Selected text
'''

Independence: When Conditioning Changes Nothing
Sometimes, learning that B occurred tells us absolutely nothing about whether A occurs. In this case, A and B are independent.
Events A and B are independent if and only if:
P(A ∩ B) = P(A) · P(B)
Or equivalently: P(A|B) = P(A) and P(B|A) = P(B)
Independence vs. Disjointness
These are very different concepts! If A and B are disjoint (mutually exclusive), then P(A ∩ B) = 0, so they're definitely not independent (unless one has probability 0). Disjoint events provide strong information about each other: if A happens, B definitely didn't.
Independence means the events provide no information about each other. Knowing A happened doesn't change the probability of B.
Conditional Independence
Events can be independent overall but dependent when we condition on something. Or vice versa.
Two events can be:
- Conditionally independent given E, but not independent
- Independent, but not conditionally independent given E
- Both? Neither? Context matters!
The Coherency of Bayes' Rule
An important property: it doesn't matter whether you update your beliefs sequentially (incorporating evidence one piece at a time) or all at once. You get the same answer.
If Fred takes two independent tests for the disease and both come back positive, you can either:
- Update sequentially: Use the first positive test to get a posterior probability (say, 16%), then use that as your new prior for the second test.

'''

Instructions to follow
In the text on independence, what does updating beliefs "sequentially" mean?

Data extract
'''

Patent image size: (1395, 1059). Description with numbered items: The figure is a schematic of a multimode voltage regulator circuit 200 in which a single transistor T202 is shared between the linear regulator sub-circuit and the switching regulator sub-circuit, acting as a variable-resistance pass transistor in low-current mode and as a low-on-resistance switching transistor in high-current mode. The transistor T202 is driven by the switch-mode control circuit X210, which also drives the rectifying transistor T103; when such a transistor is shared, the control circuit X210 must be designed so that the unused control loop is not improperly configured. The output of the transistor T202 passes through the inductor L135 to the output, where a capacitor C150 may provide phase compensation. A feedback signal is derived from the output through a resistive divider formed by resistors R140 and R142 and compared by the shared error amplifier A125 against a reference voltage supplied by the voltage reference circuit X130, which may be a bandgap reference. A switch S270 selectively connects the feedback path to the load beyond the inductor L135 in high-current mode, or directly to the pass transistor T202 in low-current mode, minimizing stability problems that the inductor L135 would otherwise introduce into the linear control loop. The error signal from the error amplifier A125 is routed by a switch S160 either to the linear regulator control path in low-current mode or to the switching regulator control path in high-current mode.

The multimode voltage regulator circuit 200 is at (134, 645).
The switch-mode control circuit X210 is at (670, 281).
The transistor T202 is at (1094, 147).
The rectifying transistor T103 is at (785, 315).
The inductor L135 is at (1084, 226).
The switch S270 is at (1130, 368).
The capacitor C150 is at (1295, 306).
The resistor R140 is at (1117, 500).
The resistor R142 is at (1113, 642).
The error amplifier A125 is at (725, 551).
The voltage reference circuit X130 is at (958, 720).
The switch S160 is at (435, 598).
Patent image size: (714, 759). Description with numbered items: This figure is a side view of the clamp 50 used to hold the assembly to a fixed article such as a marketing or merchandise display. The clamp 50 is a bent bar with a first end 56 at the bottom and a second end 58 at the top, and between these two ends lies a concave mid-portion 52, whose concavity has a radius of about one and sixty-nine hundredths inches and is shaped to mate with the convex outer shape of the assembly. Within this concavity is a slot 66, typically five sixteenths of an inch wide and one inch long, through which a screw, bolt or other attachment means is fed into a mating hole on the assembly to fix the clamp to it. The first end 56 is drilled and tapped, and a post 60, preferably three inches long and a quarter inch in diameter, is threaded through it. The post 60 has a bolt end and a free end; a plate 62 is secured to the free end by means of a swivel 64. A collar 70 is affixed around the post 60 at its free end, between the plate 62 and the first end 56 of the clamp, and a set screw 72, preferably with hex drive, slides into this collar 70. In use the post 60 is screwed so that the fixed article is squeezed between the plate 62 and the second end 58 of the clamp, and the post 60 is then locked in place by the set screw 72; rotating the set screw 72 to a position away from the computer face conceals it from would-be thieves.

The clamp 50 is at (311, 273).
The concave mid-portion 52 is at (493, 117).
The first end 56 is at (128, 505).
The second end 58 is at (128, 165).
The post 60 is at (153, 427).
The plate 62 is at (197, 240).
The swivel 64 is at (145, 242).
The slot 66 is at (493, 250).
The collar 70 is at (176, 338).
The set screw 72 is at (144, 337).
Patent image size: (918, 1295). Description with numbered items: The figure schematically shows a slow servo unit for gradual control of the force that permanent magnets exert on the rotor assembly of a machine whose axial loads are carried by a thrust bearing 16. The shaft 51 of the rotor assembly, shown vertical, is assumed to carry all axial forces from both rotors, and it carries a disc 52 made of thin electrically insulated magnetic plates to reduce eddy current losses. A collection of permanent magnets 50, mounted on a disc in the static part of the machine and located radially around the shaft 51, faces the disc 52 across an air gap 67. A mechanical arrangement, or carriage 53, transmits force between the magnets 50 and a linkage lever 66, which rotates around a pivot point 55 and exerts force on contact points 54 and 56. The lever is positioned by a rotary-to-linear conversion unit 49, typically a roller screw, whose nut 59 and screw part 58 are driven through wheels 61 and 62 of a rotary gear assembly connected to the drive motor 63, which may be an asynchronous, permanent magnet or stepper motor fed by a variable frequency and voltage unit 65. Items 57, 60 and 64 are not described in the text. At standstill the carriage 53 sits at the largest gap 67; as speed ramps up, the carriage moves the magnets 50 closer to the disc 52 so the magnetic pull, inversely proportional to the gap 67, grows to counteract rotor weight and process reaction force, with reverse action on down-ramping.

'''

Solution to the exercise
Incorporating evidence one piece at a time.